### SHORT PROBLEM
Scan the lines below; pull out those with "来回答老师提出的问题".
========================
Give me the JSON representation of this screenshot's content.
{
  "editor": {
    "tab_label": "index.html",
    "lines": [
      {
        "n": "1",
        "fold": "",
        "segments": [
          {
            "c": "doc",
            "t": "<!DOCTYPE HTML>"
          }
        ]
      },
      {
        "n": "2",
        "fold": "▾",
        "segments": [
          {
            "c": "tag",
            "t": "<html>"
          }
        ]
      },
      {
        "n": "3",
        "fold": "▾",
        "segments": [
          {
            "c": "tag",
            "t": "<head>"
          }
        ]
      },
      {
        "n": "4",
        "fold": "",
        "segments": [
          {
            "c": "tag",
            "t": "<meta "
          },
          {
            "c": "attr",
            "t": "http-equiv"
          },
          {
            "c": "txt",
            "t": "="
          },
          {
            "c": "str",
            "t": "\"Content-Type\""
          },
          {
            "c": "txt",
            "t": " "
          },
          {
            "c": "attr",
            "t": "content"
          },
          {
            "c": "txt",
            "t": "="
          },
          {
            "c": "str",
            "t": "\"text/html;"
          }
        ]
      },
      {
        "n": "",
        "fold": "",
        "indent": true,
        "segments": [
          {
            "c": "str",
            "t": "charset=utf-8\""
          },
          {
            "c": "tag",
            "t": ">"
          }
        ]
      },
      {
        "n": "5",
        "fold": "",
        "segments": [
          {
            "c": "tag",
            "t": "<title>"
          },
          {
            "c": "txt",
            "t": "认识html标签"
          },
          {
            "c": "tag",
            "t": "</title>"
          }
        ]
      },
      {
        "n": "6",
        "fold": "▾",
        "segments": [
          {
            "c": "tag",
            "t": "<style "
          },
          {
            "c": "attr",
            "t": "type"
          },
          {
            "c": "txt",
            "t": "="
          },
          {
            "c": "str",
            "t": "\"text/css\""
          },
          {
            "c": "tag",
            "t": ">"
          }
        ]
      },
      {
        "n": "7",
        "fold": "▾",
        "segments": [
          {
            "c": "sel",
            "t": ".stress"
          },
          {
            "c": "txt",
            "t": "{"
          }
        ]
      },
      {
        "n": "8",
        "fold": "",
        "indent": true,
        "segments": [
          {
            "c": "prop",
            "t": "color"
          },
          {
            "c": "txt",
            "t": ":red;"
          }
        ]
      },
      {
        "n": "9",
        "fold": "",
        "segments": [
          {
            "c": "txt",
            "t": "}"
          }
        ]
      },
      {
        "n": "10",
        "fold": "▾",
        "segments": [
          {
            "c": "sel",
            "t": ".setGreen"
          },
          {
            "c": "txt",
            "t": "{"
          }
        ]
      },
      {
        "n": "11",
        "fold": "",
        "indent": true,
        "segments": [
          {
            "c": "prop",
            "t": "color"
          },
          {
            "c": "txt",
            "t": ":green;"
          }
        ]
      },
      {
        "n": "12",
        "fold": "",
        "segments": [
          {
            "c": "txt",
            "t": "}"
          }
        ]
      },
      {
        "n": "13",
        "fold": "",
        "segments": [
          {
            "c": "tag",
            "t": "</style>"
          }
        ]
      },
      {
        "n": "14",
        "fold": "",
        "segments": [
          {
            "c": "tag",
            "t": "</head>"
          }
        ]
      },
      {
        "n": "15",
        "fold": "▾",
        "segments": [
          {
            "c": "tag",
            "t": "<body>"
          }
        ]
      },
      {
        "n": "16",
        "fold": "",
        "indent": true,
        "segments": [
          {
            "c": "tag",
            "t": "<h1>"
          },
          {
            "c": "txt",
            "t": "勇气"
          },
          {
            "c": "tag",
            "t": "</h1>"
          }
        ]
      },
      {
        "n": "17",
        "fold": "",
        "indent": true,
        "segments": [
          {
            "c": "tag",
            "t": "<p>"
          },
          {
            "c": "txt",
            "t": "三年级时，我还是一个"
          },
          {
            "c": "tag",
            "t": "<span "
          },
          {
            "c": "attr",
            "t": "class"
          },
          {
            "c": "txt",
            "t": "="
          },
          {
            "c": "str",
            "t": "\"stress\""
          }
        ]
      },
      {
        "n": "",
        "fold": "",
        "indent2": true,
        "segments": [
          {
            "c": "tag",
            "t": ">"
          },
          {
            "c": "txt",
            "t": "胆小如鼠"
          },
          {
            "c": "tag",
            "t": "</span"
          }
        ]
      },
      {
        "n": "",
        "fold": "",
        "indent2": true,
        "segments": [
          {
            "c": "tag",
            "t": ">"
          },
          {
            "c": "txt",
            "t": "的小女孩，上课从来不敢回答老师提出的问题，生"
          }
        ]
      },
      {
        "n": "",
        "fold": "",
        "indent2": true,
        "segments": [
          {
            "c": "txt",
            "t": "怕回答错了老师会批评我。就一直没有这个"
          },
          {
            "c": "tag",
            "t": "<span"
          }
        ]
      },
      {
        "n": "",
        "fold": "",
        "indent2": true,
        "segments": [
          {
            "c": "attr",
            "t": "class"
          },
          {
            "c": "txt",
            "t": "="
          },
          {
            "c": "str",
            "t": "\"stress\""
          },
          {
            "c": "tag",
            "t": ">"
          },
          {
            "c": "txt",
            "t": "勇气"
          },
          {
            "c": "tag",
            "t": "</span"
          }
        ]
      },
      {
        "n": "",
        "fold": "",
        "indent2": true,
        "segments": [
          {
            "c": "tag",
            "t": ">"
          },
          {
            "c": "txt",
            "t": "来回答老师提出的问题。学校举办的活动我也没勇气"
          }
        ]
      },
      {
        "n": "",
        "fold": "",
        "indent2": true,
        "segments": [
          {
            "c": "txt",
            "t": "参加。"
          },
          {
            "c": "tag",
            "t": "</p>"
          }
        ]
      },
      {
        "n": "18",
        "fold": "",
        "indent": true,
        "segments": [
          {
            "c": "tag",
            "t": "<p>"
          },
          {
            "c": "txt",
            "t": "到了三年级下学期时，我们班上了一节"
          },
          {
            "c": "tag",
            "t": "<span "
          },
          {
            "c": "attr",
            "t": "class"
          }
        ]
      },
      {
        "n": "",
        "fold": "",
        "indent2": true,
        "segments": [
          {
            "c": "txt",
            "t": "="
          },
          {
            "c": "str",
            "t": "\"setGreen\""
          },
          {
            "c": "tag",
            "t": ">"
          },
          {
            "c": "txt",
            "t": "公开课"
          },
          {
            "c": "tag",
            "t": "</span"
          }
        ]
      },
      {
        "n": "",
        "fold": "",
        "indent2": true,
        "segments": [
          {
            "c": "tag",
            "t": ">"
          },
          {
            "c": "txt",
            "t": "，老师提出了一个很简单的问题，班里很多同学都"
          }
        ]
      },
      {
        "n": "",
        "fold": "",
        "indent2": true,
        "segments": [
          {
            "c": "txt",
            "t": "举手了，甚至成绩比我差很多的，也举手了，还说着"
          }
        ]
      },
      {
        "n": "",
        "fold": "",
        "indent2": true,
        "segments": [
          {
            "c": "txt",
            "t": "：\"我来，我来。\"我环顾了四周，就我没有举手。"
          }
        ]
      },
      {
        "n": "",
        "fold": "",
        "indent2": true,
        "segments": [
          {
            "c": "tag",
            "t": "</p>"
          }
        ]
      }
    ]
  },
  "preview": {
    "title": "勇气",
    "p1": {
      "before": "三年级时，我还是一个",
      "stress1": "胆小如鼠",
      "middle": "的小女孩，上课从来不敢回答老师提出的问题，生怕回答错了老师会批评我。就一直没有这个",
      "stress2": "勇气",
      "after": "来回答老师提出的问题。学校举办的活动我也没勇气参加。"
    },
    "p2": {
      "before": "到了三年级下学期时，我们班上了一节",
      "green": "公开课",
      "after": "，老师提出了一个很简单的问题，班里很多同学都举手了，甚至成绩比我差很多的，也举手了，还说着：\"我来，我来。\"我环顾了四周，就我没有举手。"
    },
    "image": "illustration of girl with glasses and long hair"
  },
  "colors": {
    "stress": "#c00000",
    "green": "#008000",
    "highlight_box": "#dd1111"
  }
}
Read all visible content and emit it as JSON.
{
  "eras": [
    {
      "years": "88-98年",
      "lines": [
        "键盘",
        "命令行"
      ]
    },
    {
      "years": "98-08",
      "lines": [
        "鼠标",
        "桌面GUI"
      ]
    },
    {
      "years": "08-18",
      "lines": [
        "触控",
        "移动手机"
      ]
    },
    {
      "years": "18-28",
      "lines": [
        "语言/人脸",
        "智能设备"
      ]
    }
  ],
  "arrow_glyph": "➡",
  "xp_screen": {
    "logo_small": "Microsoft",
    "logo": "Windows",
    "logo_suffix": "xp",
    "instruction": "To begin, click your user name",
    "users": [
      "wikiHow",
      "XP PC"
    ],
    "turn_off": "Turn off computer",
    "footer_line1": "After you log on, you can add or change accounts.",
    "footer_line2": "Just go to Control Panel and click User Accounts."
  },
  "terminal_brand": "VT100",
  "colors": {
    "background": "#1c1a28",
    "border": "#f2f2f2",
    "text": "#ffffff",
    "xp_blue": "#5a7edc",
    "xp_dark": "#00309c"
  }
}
========================
### ANSWER TO THE EXERCISE
            "t": "来回答老师提出的问题。学校举办的活动我也没勇气"
      "after": "来回答老师提出的问题。学校举办的活动我也没勇气参加。"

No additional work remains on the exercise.